### Set task:
Rewrite the material from its first line through the line containing "watermark-text: LEADVENTURE [470, 1055, 973, 1102]", changing every "part-label" to "part-tag" and leaving everything else unchanged.

____

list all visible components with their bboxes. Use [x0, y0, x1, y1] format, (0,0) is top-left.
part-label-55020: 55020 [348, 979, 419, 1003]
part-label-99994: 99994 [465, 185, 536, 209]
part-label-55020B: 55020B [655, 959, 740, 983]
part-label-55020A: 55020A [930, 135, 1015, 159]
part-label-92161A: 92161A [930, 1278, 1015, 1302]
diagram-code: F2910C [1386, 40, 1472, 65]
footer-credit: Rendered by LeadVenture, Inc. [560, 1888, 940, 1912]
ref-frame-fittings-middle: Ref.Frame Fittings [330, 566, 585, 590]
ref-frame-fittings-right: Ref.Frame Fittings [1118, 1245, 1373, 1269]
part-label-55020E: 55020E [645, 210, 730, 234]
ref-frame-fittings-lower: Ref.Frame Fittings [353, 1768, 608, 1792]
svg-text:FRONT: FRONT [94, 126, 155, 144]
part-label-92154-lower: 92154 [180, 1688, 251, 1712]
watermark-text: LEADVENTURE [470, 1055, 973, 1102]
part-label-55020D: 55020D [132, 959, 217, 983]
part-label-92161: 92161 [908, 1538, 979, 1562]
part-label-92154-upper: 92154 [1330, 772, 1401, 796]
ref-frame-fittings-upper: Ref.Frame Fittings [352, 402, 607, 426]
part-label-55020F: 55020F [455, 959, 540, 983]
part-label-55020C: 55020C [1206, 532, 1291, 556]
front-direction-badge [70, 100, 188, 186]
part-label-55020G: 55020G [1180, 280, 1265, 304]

____

### Exercise solution:
list all visible components with their bboxes. Use [x0, y0, x1, y1] format, (0,0) is top-left.
part-tag-55020: 55020 [348, 979, 419, 1003]
part-tag-99994: 99994 [465, 185, 536, 209]
part-tag-55020B: 55020B [655, 959, 740, 983]
part-tag-55020A: 55020A [930, 135, 1015, 159]
part-tag-92161A: 92161A [930, 1278, 1015, 1302]
diagram-code: F2910C [1386, 40, 1472, 65]
footer-credit: Rendered by LeadVenture, Inc. [560, 1888, 940, 1912]
ref-frame-fittings-middle: Ref.Frame Fittings [330, 566, 585, 590]
ref-frame-fittings-right: Ref.Frame Fittings [1118, 1245, 1373, 1269]
part-tag-55020E: 55020E [645, 210, 730, 234]
ref-frame-fittings-lower: Ref.Frame Fittings [353, 1768, 608, 1792]
svg-text:FRONT: FRONT [94, 126, 155, 144]
part-tag-92154-lower: 92154 [180, 1688, 251, 1712]
watermark-text: LEADVENTURE [470, 1055, 973, 1102]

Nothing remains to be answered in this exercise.